**What to do:** Find the string "JSON" in the data, then copy every line where it is found.

┌─ Given entries

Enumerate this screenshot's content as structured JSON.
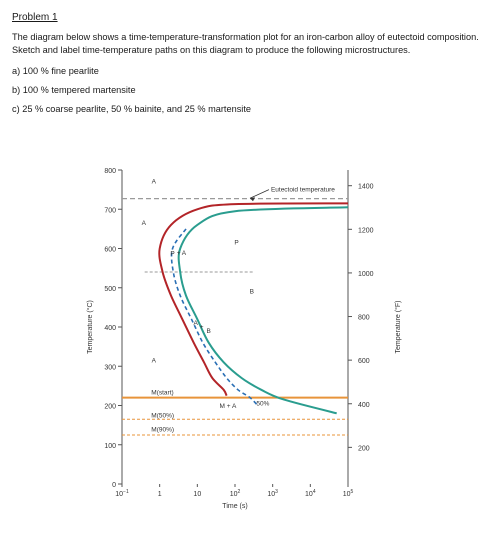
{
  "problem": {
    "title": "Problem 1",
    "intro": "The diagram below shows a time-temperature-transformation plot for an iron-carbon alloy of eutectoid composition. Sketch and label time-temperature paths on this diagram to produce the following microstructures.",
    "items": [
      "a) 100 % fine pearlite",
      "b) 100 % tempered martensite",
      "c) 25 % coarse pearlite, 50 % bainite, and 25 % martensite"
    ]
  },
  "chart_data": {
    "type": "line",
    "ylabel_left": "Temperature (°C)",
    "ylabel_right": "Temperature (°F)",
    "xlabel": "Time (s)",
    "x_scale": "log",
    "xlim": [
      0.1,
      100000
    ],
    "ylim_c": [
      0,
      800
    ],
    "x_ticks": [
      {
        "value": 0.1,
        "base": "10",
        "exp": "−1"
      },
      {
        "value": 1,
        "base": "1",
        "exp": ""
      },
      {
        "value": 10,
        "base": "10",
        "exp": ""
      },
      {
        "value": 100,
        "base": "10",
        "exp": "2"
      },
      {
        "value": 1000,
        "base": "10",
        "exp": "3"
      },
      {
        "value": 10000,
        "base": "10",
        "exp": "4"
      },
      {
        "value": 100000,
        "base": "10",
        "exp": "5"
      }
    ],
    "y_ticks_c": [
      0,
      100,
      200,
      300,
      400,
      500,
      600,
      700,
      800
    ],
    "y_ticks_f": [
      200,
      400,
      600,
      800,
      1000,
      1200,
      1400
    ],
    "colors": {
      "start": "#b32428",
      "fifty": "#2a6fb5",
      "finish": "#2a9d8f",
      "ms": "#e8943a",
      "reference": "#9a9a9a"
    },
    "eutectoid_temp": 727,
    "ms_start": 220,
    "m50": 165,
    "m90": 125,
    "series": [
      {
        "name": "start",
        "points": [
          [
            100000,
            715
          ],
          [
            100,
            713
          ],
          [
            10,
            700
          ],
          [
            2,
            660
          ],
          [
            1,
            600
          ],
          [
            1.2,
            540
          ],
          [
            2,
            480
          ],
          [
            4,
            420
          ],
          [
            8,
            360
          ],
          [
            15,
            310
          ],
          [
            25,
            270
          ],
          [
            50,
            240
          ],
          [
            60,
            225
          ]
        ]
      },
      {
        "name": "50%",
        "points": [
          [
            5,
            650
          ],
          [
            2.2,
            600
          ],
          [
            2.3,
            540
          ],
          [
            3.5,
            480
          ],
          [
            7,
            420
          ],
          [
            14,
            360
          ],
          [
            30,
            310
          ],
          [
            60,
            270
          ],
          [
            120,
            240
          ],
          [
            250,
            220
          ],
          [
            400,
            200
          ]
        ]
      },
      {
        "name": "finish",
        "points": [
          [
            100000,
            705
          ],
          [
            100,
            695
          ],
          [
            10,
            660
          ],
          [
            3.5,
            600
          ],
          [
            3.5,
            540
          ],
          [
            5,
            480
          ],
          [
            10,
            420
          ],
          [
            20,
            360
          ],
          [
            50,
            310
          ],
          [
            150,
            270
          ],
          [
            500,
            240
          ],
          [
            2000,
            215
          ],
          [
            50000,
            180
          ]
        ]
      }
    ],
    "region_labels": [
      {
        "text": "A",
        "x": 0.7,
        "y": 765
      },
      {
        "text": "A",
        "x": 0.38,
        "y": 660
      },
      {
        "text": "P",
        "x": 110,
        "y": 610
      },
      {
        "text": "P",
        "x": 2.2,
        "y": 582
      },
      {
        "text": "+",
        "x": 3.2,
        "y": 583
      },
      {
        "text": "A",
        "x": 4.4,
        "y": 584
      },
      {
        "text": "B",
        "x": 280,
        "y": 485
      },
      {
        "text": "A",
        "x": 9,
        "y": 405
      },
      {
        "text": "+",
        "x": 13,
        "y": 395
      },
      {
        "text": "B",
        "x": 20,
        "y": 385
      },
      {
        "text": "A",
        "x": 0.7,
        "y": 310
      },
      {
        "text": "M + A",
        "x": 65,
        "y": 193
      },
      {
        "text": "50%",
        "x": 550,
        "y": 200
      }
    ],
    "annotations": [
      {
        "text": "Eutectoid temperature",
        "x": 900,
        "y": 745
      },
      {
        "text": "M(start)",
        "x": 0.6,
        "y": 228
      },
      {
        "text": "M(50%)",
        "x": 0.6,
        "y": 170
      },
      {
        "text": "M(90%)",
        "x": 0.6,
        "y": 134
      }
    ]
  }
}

└─
┌─ Given entries

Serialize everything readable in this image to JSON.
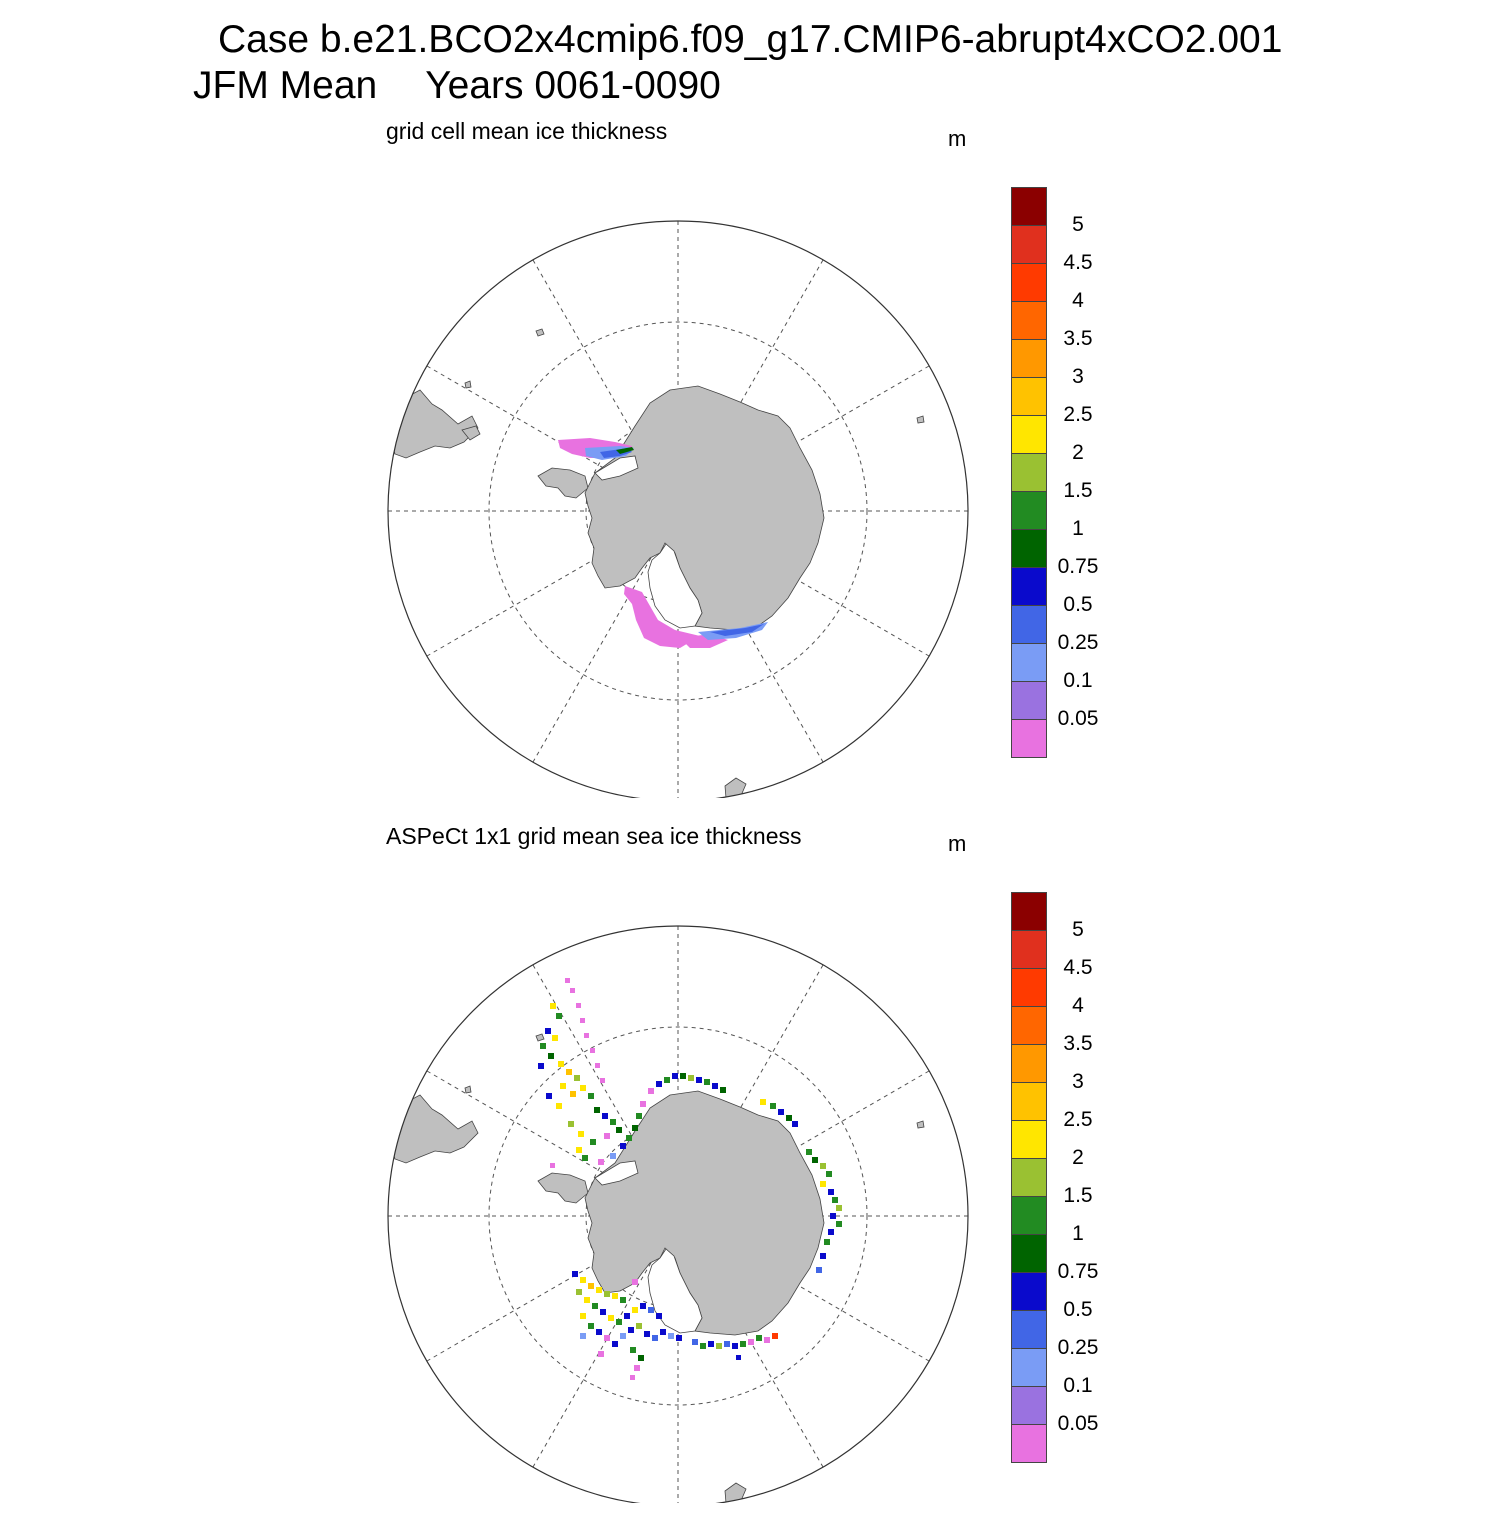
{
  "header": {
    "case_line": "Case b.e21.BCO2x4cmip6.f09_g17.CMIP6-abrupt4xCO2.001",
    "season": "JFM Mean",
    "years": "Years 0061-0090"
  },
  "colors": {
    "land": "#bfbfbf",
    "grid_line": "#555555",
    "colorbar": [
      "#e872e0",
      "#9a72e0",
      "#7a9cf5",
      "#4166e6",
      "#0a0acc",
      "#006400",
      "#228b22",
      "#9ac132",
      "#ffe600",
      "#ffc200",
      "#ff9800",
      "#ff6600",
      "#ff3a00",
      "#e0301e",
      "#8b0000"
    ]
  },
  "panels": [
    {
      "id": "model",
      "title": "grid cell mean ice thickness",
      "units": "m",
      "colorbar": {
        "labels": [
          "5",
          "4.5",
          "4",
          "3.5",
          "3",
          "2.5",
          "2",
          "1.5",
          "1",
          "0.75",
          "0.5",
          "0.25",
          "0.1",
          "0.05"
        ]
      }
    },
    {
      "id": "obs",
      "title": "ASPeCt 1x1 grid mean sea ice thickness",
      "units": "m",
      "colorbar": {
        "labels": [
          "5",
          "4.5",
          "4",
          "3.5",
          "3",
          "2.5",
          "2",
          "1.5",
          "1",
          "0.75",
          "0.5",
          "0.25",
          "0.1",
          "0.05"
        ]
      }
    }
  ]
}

└─

**Exercise response:**
Enumerate this screenshot's content as structured JSON.
Serialize everything readable in this image to JSON.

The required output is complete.